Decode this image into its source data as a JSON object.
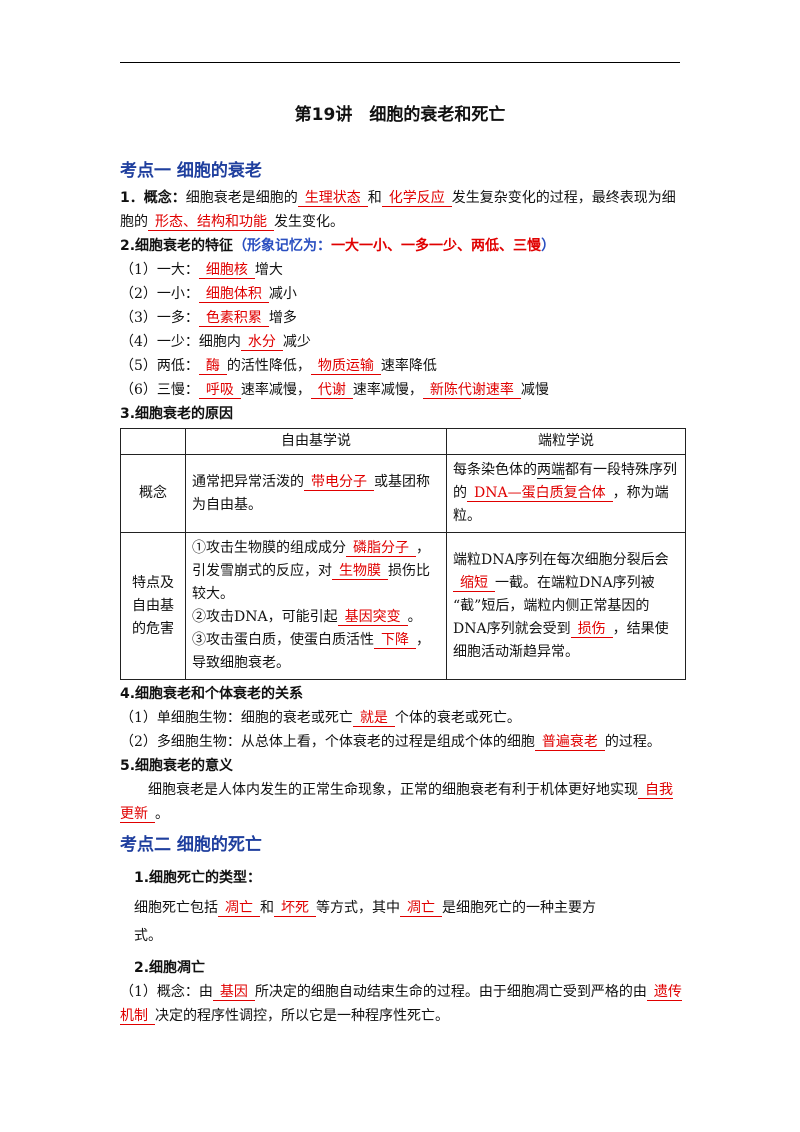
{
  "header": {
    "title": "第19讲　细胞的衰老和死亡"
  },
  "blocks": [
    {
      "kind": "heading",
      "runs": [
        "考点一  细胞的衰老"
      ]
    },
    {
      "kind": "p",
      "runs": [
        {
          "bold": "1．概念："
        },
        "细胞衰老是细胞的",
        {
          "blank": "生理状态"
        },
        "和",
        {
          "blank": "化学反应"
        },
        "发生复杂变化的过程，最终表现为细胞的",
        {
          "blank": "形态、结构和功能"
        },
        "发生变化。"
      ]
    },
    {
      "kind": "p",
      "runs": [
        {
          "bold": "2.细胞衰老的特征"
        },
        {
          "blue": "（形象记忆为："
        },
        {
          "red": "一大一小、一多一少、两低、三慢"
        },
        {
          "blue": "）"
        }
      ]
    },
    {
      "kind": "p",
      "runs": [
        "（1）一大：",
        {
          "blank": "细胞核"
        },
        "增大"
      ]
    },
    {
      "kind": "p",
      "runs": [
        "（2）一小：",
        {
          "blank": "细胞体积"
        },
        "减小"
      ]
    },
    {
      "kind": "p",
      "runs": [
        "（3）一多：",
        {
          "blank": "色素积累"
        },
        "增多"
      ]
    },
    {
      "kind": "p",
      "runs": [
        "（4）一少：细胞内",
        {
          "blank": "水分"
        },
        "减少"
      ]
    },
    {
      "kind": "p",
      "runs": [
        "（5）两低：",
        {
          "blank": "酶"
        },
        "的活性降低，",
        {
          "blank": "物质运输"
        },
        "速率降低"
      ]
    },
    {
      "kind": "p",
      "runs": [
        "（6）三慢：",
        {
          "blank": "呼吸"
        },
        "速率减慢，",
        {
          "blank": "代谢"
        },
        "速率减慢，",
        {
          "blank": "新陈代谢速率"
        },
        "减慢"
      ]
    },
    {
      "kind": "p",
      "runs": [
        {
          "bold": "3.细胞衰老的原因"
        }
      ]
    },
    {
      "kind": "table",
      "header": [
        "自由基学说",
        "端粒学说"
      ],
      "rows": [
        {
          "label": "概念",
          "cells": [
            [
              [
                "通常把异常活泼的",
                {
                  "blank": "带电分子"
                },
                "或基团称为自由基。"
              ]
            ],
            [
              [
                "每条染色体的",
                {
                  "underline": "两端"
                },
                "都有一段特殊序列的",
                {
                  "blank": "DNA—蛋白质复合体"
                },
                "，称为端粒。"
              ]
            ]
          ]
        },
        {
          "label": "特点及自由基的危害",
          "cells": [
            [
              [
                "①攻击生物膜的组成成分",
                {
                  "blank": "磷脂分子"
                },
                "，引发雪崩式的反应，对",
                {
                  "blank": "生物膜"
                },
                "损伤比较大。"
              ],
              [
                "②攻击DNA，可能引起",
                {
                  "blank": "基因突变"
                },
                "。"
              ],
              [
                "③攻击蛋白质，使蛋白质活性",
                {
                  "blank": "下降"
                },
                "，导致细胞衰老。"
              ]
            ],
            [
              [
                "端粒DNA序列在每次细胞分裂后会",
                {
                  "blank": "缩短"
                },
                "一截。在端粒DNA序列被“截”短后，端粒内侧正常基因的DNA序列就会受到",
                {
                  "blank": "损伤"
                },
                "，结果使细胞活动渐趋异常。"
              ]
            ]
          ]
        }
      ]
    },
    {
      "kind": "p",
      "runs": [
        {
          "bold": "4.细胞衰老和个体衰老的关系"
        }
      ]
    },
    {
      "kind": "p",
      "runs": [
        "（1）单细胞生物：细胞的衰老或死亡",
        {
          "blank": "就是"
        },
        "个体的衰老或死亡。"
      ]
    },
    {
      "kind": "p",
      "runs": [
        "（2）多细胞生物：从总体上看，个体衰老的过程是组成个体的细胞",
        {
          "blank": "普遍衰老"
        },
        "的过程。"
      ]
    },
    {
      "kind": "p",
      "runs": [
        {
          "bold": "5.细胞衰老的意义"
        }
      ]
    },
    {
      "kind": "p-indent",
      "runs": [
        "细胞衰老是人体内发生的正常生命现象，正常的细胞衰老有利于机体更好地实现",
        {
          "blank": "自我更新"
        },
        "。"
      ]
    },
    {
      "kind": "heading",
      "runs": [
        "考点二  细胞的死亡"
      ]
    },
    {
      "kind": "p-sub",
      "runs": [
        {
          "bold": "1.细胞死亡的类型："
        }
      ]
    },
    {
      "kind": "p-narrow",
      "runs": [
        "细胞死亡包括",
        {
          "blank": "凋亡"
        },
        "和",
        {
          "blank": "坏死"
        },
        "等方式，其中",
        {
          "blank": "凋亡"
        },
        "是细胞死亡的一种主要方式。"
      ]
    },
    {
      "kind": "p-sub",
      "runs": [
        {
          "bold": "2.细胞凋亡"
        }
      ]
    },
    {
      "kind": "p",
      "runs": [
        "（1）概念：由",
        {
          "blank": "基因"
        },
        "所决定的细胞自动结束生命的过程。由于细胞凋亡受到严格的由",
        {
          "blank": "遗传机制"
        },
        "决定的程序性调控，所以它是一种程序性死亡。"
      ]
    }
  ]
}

==

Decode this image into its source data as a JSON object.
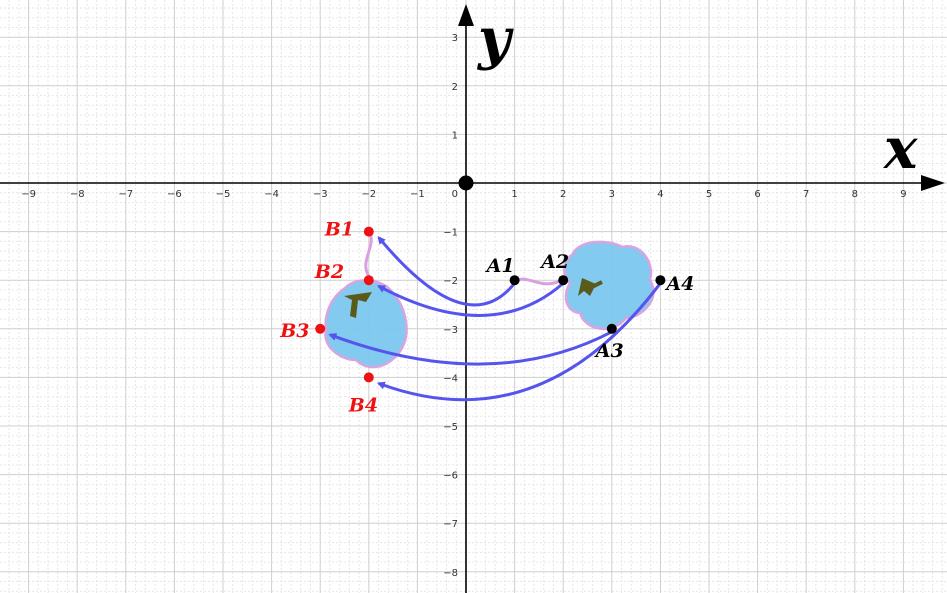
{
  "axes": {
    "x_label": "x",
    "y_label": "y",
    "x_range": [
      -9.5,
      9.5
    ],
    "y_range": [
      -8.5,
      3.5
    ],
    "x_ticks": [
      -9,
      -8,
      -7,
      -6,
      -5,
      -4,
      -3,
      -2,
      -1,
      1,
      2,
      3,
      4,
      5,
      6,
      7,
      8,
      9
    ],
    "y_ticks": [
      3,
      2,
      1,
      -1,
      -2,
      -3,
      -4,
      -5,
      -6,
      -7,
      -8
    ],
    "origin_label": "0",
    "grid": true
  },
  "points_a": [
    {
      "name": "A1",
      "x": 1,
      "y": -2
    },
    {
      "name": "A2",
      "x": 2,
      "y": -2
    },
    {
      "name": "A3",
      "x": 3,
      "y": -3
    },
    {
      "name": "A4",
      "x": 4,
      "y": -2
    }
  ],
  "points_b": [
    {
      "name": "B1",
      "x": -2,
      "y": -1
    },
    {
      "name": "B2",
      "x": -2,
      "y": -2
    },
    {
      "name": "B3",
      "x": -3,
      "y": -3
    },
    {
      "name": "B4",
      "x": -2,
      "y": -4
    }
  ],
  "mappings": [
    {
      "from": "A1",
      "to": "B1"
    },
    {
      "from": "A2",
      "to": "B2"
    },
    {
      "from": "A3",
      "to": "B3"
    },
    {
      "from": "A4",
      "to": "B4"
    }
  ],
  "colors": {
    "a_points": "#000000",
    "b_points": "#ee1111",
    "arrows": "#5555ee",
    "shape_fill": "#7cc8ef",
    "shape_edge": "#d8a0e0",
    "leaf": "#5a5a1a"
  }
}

- SET PROBLEM -
Go through the records and pull out each line that includes the word "name".

- WRITTEN ANSWER -
      "name": "A1",
      "name": "A2",
      "name": "A3",
      "name": "A4",
      "name": "B1",
      "name": "B2",
      "name": "B3",
      "name": "B4",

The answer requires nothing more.